**To do:**
Transcribe all of the records precisely as they are presented.

**Collected data entries:**

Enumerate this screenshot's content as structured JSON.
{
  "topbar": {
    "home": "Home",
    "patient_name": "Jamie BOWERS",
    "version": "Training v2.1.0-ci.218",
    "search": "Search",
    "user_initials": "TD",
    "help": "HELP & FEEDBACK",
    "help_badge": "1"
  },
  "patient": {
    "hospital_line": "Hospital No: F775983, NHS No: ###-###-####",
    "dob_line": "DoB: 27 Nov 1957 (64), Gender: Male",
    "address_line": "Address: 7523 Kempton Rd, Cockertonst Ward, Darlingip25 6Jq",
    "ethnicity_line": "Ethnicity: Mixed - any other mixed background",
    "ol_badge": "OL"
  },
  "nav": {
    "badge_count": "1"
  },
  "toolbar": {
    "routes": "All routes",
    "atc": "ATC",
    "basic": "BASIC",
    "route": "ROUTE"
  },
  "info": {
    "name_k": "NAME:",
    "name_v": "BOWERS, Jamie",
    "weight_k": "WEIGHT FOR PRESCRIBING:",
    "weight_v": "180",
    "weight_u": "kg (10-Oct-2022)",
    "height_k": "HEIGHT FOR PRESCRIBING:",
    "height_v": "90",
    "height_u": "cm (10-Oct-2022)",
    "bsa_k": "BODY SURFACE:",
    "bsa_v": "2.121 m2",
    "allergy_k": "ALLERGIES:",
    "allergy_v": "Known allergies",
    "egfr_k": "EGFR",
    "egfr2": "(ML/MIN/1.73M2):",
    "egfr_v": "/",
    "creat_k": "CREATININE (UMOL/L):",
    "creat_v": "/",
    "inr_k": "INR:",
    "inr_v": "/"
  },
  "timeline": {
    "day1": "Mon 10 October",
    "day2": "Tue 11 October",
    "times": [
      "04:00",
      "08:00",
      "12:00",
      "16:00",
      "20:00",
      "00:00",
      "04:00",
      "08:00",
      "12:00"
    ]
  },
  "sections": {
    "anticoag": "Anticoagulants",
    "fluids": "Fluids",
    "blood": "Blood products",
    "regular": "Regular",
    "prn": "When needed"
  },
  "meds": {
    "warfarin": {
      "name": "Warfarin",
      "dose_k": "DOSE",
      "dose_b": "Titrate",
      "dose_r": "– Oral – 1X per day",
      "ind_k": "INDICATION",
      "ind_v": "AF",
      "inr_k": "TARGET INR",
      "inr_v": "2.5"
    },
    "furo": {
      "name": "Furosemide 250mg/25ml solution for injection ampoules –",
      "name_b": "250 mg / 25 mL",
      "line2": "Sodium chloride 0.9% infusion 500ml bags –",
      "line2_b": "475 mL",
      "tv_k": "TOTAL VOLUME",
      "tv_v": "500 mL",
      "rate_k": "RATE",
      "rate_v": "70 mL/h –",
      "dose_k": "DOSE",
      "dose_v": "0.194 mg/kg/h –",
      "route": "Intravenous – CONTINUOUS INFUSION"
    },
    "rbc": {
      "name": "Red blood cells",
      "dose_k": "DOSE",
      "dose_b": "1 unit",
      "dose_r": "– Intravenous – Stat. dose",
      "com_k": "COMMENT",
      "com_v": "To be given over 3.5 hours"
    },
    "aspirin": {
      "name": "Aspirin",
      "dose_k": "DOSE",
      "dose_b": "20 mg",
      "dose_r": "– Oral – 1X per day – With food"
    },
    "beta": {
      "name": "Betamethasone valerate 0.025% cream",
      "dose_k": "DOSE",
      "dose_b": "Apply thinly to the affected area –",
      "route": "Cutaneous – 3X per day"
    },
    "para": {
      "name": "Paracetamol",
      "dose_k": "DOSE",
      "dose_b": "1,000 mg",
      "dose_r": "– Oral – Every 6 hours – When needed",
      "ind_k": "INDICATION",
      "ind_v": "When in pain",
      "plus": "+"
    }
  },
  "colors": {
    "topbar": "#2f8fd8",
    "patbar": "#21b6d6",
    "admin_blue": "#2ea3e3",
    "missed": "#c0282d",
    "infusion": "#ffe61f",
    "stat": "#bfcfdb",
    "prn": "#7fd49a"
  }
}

**Solution below:**
Enumerate this screenshot's content as structured JSON.
{
  "topbar": {
    "home": "Home",
    "patient_name": "Jamie BOWERS",
    "version": "Training v2.1.0-ci.218",
    "search": "Search",
    "user_initials": "TD",
    "help": "HELP & FEEDBACK",
    "help_badge": "1"
  },
  "patient": {
    "hospital_line": "Hospital No: F775983, NHS No: ###-###-####",
    "dob_line": "DoB: 27 Nov 1957 (64), Gender: Male",
    "address_line": "Address: 7523 Kempton Rd, Cockertonst Ward, Darlingip25 6Jq",
    "ethnicity_line": "Ethnicity: Mixed - any other mixed background",
    "ol_badge": "OL"
  },
  "nav": {
    "badge_count": "1"
  },
  "toolbar": {
    "routes": "All routes",
    "atc": "ATC",
    "basic": "BASIC",
    "route": "ROUTE"
  },
  "info": {
    "name_k": "NAME:",
    "name_v": "BOWERS, Jamie",
    "weight_k": "WEIGHT FOR PRESCRIBING:",
    "weight_v": "180",
    "weight_u": "kg (10-Oct-2022)",
    "height_k": "HEIGHT FOR PRESCRIBING:",
    "height_v": "90",
    "height_u": "cm (10-Oct-2022)",
    "bsa_k": "BODY SURFACE:",
    "bsa_v": "2.121 m2",
    "allergy_k": "ALLERGIES:",
    "allergy_v": "Known allergies",
    "egfr_k": "EGFR",
    "egfr2": "(ML/MIN/1.73M2):",
    "egfr_v": "/",
    "creat_k": "CREATININE (UMOL/L):",
    "creat_v": "/",
    "inr_k": "INR:",
    "inr_v": "/"
  },
  "timeline": {
    "day1": "Mon 10 October",
    "day2": "Tue 11 October",
    "times": [
      "04:00",
      "08:00",
      "12:00",
      "16:00",
      "20:00",
      "00:00",
      "04:00",
      "08:00",
      "12:00"
    ]
  },
  "sections": {
    "anticoag": "Anticoagulants",
    "fluids": "Fluids",
    "blood": "Blood products",
    "regular": "Regular",
    "prn": "When needed"
  },
  "meds": {
    "warfarin": {
      "name": "Warfarin",
      "dose_k": "DOSE",
      "dose_b": "Titrate",
      "dose_r": "– Oral – 1X per day",
      "ind_k": "INDICATION",
      "ind_v": "AF",
      "inr_k": "TARGET INR",
      "inr_v": "2.5"
    },
    "furo": {
      "name": "Furosemide 250mg/25ml solution for injection ampoules –",
      "name_b": "250 mg / 25 mL",
      "line2": "Sodium chloride 0.9% infusion 500ml bags –",
      "line2_b": "475 mL",
      "tv_k": "TOTAL VOLUME",
      "tv_v": "500 mL",
      "rate_k": "RATE",
      "rate_v": "70 mL/h –",
      "dose_k": "DOSE",
      "dose_v": "0.194 mg/kg/h –",
      "route": "Intravenous – CONTINUOUS INFUSION"
    },
    "rbc": {
      "name": "Red blood cells",
      "dose_k": "DOSE",
      "dose_b": "1 unit",
      "dose_r": "– Intravenous – Stat. dose",
      "com_k": "COMMENT",
      "com_v": "To be given over 3.5 hours"
    },
    "aspirin": {
      "name": "Aspirin",
      "dose_k": "DOSE",
      "dose_b": "20 mg",
      "dose_r": "– Oral – 1X per day – With food"
    },
    "beta": {
      "name": "Betamethasone valerate 0.025% cream",
      "dose_k": "DOSE",
      "dose_b": "Apply thinly to the affected area –",
      "route": "Cutaneous – 3X per day"
    },
    "para": {
      "name": "Paracetamol",
      "dose_k": "DOSE",
      "dose_b": "1,000 mg",
      "dose_r": "– Oral – Every 6 hours – When needed",
      "ind_k": "INDICATION",
      "ind_v": "When in pain",
      "plus": "+"
    }
  },
  "colors": {
    "topbar": "#2f8fd8",
    "patbar": "#21b6d6",
    "admin_blue": "#2ea3e3",
    "missed": "#c0282d",
    "infusion": "#ffe61f",
    "stat": "#bfcfdb",
    "prn": "#7fd49a"
  }
}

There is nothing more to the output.